* _Entries from a dataset_:
- - - -

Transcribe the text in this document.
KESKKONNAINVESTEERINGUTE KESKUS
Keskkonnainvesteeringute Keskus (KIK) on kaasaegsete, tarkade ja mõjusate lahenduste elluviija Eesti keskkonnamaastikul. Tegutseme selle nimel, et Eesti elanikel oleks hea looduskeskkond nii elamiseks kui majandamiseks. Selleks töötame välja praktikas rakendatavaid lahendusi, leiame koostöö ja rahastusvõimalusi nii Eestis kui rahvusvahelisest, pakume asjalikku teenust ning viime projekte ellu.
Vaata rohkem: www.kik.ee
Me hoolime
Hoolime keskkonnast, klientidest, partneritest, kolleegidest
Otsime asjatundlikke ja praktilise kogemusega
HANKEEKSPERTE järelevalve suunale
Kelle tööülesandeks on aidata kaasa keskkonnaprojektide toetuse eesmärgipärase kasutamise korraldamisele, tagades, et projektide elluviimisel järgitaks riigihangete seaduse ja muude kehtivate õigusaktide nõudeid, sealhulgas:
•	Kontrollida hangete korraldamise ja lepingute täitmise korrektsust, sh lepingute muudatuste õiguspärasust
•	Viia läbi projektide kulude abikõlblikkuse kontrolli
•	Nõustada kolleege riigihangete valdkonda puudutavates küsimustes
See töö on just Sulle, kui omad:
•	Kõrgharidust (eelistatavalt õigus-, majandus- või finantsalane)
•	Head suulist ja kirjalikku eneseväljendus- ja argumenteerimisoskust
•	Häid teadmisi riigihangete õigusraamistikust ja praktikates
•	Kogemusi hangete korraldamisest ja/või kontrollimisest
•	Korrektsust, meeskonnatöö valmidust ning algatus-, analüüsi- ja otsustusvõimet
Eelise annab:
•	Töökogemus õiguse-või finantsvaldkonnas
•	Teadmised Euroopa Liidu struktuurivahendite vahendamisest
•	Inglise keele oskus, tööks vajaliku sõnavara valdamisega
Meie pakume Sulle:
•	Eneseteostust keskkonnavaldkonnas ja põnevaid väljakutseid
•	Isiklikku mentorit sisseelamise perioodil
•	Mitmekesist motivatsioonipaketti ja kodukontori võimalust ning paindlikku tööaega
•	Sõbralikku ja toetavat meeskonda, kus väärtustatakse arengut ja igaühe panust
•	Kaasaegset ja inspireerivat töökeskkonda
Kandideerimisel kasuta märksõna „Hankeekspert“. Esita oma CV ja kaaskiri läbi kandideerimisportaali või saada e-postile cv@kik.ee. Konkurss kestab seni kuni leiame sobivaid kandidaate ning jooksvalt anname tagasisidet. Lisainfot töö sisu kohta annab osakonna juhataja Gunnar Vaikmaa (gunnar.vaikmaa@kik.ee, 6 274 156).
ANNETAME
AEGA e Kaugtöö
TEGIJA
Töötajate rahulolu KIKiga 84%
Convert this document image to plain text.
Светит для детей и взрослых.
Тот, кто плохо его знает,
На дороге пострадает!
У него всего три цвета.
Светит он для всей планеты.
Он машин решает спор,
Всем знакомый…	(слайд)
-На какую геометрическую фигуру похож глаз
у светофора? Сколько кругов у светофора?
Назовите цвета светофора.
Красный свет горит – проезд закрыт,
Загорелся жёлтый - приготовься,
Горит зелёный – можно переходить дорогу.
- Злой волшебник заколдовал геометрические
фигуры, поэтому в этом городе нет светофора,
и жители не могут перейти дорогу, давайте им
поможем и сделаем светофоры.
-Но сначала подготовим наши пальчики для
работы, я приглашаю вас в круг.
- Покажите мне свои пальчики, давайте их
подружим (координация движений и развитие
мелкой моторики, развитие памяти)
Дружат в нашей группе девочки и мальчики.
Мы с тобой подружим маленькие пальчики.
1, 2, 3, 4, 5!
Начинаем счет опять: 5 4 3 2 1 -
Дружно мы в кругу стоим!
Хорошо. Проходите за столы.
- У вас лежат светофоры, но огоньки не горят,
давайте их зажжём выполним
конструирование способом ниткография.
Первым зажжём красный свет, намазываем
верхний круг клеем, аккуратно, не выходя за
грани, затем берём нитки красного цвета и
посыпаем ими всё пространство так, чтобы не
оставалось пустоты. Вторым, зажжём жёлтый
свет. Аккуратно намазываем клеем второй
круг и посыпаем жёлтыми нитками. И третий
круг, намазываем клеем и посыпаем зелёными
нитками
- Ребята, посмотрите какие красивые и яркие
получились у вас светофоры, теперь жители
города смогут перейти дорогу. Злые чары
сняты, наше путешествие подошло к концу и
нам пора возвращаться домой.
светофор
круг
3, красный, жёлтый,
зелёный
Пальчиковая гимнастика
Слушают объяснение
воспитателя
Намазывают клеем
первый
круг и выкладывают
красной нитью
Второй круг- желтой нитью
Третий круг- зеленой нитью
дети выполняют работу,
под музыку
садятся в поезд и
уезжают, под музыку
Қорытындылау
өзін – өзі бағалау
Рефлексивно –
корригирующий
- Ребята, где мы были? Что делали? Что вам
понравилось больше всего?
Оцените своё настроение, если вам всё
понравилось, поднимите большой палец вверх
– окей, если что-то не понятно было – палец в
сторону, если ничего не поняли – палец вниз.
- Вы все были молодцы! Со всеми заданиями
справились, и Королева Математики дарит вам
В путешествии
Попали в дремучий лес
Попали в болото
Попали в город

- - - -

* _EXERCISE BRIEF_: Your task is to give the records above again, exactly.

* _THE REPLY_:
Transcribe the text in this document.
KESKKONNAINVESTEERINGUTE KESKUS
Keskkonnainvesteeringute Keskus (KIK) on kaasaegsete, tarkade ja mõjusate lahenduste elluviija Eesti keskkonnamaastikul. Tegutseme selle nimel, et Eesti elanikel oleks hea looduskeskkond nii elamiseks kui majandamiseks. Selleks töötame välja praktikas rakendatavaid lahendusi, leiame koostöö ja rahastusvõimalusi nii Eestis kui rahvusvahelisest, pakume asjalikku teenust ning viime projekte ellu.
Vaata rohkem: www.kik.ee
Me hoolime
Hoolime keskkonnast, klientidest, partneritest, kolleegidest
Otsime asjatundlikke ja praktilise kogemusega
HANKEEKSPERTE järelevalve suunale
Kelle tööülesandeks on aidata kaasa keskkonnaprojektide toetuse eesmärgipärase kasutamise korraldamisele, tagades, et projektide elluviimisel järgitaks riigihangete seaduse ja muude kehtivate õigusaktide nõudeid, sealhulgas:
•	Kontrollida hangete korraldamise ja lepingute täitmise korrektsust, sh lepingute muudatuste õiguspärasust
•	Viia läbi projektide kulude abikõlblikkuse kontrolli
•	Nõustada kolleege riigihangete valdkonda puudutavates küsimustes
See töö on just Sulle, kui omad:
•	Kõrgharidust (eelistatavalt õigus-, majandus- või finantsalane)
•	Head suulist ja kirjalikku eneseväljendus- ja argumenteerimisoskust
•	Häid teadmisi riigihangete õigusraamistikust ja praktikates
•	Kogemusi hangete korraldamisest ja/või kontrollimisest
•	Korrektsust, meeskonnatöö valmidust ning algatus-, analüüsi- ja otsustusvõimet
Eelise annab:
•	Töökogemus õiguse-või finantsvaldkonnas
•	Teadmised Euroopa Liidu struktuurivahendite vahendamisest
•	Inglise keele oskus, tööks vajaliku sõnavara valdamisega
Meie pakume Sulle:
•	Eneseteostust keskkonnavaldkonnas ja põnevaid väljakutseid
•	Isiklikku mentorit sisseelamise perioodil
•	Mitmekesist motivatsioonipaketti ja kodukontori võimalust ning paindlikku tööaega
•	Sõbralikku ja toetavat meeskonda, kus väärtustatakse arengut ja igaühe panust
•	Kaasaegset ja inspireerivat töökeskkonda
Kandideerimisel kasuta märksõna „Hankeekspert“. Esita oma CV ja kaaskiri läbi kandideerimisportaali või saada e-postile cv@kik.ee. Konkurss kestab seni kuni leiame sobivaid kandidaate ning jooksvalt anname tagasisidet. Lisainfot töö sisu kohta annab osakonna juhataja Gunnar Vaikmaa (gunnar.vaikmaa@kik.ee, 6 274 156).
ANNETAME
AEGA e Kaugtöö
TEGIJA
Töötajate rahulolu KIKiga 84%
Convert this document image to plain text.
Светит для детей и взрослых.
Тот, кто плохо его знает,
На дороге пострадает!
У него всего три цвета.
Светит он для всей планеты.
Он машин решает спор,
Всем знакомый…	(слайд)
-На какую геометрическую фигуру похож глаз
у светофора? Сколько кругов у светофора?
Назовите цвета светофора.
Красный свет горит – проезд закрыт,
Загорелся жёлтый - приготовься,
Горит зелёный – можно переходить дорогу.
- Злой волшебник заколдовал геометрические
фигуры, поэтому в этом городе нет светофора,
и жители не могут перейти дорогу, давайте им
поможем и сделаем светофоры.
-Но сначала подготовим наши пальчики для
работы, я приглашаю вас в круг.
- Покажите мне свои пальчики, давайте их
подружим (координация движений и развитие
мелкой моторики, развитие памяти)
Дружат в нашей группе девочки и мальчики.
Мы с тобой подружим маленькие пальчики.
1, 2, 3, 4, 5!
Начинаем счет опять: 5 4 3 2 1 -
Дружно мы в кругу стоим!
Хорошо. Проходите за столы.
- У вас лежат светофоры, но огоньки не горят,
давайте их зажжём выполним
конструирование способом ниткография.
Первым зажжём красный свет, намазываем
верхний круг клеем, аккуратно, не выходя за
грани, затем берём нитки красного цвета и
посыпаем ими всё пространство так, чтобы не
оставалось пустоты. Вторым, зажжём жёлтый
свет. Аккуратно намазываем клеем второй
круг и посыпаем жёлтыми нитками. И третий
круг, намазываем клеем и посыпаем зелёными
нитками
- Ребята, посмотрите какие красивые и яркие
получились у вас светофоры, теперь жители
города смогут перейти дорогу. Злые чары
сняты, наше путешествие подошло к концу и
нам пора возвращаться домой.
светофор
круг
3, красный, жёлтый,
зелёный
Пальчиковая гимнастика
Слушают объяснение
воспитателя
Намазывают клеем
первый
круг и выкладывают
красной нитью
Второй круг- желтой нитью
Третий круг- зеленой нитью
дети выполняют работу,
под музыку
садятся в поезд и
уезжают, под музыку
Қорытындылау
өзін – өзі бағалау
Рефлексивно –
корригирующий
- Ребята, где мы были? Что делали? Что вам
понравилось больше всего?
Оцените своё настроение, если вам всё
понравилось, поднимите большой палец вверх
– окей, если что-то не понятно было – палец в
сторону, если ничего не поняли – палец вниз.
- Вы все были молодцы! Со всеми заданиями
справились, и Королева Математики дарит вам
В путешествии
Попали в дремучий лес
Попали в болото
Попали в город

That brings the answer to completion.